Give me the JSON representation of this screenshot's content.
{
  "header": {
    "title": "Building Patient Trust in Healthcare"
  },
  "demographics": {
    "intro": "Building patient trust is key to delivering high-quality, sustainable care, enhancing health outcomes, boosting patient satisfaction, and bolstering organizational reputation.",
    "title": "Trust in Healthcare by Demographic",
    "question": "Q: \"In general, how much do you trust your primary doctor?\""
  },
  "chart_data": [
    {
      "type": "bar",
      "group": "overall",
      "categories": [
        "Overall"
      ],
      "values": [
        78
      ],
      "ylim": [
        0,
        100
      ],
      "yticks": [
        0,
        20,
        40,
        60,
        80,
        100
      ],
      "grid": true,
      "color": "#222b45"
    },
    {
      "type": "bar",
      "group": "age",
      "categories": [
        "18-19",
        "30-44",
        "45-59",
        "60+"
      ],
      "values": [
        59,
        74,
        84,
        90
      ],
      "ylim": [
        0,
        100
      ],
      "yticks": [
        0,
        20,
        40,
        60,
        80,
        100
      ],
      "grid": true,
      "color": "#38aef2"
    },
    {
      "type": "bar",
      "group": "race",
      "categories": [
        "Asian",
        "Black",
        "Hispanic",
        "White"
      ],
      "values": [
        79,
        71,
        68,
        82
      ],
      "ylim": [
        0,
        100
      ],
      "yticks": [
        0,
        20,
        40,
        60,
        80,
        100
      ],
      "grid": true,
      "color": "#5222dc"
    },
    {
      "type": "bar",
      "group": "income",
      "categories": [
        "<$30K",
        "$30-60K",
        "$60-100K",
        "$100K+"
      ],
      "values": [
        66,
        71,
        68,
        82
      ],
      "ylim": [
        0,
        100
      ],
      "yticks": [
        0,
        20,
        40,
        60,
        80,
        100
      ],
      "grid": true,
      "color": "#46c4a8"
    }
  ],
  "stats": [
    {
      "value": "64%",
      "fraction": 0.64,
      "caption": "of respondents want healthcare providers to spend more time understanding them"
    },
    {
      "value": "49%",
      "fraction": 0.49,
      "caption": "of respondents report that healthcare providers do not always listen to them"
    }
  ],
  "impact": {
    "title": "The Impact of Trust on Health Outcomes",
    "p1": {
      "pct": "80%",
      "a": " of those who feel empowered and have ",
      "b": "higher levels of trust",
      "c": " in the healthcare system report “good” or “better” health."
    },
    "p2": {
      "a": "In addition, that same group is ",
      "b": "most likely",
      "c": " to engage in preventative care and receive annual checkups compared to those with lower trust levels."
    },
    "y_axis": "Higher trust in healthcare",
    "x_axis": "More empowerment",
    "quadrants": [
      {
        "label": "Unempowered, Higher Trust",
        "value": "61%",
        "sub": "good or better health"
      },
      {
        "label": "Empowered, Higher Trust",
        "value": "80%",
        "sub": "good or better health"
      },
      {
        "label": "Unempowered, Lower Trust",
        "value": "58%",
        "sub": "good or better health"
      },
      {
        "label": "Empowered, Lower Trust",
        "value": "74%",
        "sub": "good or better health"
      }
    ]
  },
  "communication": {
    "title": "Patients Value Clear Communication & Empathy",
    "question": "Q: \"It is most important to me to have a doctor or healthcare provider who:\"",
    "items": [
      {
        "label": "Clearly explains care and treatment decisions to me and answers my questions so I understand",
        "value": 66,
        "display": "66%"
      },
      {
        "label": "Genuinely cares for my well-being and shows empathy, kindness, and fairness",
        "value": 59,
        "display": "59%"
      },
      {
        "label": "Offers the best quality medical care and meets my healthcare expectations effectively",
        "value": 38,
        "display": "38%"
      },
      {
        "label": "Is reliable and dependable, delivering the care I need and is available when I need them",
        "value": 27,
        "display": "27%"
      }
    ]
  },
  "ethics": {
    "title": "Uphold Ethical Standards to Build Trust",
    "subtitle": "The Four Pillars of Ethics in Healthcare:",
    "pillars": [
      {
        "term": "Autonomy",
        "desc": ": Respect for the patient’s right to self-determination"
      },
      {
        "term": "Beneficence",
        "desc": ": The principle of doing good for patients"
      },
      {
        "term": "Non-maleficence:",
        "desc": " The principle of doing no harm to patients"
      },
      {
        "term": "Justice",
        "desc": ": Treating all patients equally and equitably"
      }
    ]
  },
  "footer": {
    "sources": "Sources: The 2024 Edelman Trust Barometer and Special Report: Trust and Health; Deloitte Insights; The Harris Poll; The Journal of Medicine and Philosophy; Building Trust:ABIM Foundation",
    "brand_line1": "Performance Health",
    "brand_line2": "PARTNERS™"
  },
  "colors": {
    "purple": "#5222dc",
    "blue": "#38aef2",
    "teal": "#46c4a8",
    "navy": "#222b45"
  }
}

※ ※ ※

> TASK INSTRUCTIONS
Check each line of the material for "desc". Copy the ones that have it.

> EXPECTED OUTPUT
        "desc": ": Respect for the patient’s right to self-determination"
        "desc": ": The principle of doing good for patients"
        "desc": " The principle of doing no harm to patients"
        "desc": ": Treating all patients equally and equitably"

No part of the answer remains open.